→ **Entries supplied**
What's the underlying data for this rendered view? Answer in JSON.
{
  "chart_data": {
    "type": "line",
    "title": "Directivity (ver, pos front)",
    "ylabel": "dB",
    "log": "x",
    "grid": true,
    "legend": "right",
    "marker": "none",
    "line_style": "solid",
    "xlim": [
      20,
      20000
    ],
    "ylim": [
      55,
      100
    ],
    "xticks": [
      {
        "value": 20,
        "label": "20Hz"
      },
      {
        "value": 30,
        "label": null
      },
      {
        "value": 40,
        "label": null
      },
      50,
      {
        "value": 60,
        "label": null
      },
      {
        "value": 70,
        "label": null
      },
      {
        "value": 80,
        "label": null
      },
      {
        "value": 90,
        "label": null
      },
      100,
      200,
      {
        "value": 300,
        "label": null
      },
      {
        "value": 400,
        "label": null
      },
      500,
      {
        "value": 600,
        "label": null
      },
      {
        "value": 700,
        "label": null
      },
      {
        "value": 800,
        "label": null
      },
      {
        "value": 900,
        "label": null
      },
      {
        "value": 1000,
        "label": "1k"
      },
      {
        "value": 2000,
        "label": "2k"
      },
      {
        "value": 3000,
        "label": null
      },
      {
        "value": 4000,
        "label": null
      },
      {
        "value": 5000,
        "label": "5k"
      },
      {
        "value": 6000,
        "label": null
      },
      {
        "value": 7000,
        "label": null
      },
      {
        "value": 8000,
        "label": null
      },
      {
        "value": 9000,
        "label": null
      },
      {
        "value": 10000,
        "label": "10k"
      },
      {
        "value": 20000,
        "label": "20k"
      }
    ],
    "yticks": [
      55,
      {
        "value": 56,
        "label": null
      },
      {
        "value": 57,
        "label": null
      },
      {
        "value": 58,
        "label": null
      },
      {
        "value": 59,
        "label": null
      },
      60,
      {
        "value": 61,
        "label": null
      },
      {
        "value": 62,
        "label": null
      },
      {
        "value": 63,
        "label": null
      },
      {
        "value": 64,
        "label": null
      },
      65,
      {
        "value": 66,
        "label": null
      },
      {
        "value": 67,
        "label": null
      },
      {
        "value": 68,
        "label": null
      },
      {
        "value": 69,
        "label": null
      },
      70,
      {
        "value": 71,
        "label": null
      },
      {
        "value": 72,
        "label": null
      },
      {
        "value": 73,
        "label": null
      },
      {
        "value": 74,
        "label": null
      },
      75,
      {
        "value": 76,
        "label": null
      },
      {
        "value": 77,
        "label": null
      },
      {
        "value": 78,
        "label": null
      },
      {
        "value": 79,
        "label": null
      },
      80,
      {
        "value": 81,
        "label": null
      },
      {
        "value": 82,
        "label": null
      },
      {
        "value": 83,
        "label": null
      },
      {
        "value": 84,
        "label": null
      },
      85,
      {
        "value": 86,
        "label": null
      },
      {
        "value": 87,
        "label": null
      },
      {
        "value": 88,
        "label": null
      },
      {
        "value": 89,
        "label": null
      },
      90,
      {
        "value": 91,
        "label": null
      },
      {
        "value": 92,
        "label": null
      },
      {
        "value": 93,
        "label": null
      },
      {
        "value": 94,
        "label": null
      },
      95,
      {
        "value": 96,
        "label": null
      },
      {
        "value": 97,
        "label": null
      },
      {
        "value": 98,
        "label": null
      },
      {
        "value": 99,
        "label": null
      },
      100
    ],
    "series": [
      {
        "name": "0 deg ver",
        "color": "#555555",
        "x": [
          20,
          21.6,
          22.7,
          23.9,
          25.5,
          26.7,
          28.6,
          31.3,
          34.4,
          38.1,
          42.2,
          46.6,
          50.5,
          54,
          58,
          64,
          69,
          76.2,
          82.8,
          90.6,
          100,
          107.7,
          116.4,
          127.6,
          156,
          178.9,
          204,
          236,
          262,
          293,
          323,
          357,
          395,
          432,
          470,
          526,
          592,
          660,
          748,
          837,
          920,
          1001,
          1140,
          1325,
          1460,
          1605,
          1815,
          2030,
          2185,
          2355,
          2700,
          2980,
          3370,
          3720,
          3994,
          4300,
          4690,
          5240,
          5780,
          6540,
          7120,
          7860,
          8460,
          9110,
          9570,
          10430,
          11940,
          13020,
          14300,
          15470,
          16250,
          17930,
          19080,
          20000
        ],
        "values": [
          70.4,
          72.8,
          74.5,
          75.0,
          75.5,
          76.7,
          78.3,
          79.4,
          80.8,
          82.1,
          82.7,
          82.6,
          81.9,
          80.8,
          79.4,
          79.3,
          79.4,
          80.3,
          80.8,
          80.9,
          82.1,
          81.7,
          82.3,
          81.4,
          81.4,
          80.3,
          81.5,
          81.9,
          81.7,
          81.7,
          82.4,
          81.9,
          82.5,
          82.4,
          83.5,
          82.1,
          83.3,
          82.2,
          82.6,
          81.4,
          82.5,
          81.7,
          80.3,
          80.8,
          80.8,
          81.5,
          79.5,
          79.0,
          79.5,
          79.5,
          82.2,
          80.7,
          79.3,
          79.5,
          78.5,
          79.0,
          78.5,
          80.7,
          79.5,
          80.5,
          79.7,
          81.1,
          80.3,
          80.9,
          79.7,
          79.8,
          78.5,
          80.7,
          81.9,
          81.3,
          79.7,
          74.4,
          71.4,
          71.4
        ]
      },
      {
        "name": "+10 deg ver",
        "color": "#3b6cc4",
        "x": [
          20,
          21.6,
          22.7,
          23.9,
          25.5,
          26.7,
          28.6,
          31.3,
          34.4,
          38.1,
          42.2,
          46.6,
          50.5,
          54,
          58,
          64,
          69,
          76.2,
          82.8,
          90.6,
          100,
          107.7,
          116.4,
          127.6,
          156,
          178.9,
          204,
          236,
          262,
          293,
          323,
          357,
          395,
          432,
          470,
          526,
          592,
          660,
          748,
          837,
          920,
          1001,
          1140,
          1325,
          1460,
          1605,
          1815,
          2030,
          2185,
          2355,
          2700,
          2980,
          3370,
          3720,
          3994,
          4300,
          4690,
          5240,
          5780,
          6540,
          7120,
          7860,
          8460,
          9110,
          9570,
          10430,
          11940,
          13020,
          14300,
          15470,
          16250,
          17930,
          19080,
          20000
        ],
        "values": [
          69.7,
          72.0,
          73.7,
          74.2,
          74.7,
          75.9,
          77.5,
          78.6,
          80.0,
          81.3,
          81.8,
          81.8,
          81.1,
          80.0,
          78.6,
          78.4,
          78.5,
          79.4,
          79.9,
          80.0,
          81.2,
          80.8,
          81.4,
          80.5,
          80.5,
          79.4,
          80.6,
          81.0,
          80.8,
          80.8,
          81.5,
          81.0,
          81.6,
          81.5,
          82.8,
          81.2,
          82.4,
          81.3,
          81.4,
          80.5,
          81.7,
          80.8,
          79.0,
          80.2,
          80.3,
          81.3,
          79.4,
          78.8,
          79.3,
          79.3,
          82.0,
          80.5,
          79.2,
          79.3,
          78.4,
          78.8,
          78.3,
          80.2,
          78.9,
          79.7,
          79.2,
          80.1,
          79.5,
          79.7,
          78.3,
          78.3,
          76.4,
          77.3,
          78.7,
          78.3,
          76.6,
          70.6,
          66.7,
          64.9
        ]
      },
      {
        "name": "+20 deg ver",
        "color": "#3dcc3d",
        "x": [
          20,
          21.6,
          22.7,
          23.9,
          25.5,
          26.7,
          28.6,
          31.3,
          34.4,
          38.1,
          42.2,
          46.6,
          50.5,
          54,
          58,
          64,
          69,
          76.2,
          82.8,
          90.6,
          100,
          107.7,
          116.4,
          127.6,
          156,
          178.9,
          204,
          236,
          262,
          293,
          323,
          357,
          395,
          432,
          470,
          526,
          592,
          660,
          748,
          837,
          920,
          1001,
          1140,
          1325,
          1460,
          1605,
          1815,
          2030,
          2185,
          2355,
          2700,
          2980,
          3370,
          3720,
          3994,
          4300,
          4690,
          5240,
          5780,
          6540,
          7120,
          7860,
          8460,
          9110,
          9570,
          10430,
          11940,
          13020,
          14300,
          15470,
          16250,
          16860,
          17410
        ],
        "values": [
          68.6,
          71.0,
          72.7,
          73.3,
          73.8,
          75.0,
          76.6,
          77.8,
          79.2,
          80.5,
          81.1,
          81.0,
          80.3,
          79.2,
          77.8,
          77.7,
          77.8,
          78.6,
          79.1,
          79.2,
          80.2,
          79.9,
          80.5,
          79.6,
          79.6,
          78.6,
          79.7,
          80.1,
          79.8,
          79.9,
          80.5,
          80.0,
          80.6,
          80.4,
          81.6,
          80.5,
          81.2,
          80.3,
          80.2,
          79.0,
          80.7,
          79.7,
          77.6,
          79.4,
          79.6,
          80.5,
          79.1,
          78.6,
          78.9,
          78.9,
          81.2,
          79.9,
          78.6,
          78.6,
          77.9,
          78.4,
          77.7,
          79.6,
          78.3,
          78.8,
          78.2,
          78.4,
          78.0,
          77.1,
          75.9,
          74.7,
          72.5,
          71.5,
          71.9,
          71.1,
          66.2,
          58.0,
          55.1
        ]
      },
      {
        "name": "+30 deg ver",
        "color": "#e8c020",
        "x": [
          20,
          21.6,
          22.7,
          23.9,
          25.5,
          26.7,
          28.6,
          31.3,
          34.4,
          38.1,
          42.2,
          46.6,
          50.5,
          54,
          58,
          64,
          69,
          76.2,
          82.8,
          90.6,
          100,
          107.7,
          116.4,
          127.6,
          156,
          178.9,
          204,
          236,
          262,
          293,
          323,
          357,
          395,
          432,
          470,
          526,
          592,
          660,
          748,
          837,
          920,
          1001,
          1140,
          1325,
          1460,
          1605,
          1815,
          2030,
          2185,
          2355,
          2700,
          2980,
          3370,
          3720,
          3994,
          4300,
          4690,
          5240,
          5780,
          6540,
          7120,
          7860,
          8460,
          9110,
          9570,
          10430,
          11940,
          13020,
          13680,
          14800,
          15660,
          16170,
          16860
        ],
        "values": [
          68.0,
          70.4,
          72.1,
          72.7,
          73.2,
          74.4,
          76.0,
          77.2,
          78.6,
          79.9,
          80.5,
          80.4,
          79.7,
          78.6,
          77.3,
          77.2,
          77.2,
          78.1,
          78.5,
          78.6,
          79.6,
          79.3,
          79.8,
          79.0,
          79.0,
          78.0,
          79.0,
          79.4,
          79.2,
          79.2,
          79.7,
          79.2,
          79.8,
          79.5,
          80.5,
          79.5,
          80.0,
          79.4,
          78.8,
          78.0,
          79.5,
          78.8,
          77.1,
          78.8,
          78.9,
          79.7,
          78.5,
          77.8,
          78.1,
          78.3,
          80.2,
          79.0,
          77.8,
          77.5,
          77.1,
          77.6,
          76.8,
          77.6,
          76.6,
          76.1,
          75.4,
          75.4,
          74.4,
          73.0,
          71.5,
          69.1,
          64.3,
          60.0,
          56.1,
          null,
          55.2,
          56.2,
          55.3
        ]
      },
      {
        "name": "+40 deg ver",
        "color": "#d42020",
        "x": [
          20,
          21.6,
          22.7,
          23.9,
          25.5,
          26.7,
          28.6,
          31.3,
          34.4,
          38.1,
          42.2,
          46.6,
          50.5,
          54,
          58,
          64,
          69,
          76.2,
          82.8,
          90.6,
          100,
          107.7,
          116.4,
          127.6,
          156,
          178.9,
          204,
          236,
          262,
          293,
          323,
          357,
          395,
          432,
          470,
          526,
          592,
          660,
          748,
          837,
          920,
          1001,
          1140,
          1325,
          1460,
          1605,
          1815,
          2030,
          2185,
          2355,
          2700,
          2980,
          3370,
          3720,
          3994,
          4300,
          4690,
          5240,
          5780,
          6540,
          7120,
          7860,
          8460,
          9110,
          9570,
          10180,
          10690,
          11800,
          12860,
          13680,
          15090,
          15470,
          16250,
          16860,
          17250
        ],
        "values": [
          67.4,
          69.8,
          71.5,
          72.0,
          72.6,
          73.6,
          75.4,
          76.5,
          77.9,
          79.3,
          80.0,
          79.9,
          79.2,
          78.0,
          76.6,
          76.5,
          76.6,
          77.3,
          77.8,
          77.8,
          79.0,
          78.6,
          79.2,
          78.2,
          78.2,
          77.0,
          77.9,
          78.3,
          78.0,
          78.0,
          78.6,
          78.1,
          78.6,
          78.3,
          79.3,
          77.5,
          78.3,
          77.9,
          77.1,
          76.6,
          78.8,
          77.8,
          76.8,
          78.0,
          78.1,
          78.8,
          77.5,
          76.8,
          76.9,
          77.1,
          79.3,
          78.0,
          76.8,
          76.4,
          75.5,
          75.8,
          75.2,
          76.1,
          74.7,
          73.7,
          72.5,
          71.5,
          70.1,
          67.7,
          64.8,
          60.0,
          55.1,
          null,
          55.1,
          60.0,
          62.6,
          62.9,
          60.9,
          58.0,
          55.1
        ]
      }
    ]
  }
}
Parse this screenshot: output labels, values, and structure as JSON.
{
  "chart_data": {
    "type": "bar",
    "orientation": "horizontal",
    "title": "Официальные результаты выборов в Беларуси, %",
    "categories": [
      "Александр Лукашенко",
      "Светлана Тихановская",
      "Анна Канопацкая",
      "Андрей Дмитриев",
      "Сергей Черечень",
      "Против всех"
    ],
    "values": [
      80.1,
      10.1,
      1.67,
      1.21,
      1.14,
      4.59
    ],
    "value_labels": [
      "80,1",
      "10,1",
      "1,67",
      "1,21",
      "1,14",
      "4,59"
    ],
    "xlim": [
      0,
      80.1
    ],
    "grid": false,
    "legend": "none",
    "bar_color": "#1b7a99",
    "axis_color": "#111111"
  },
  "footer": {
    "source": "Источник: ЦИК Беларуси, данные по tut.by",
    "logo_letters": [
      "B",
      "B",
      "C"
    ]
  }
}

→ **Prompt**
List each line holding the string "title".

→ **Response**
    "title": "Directivity (ver, pos front)",
    "title": "Официальные результаты выборов в Беларуси, %",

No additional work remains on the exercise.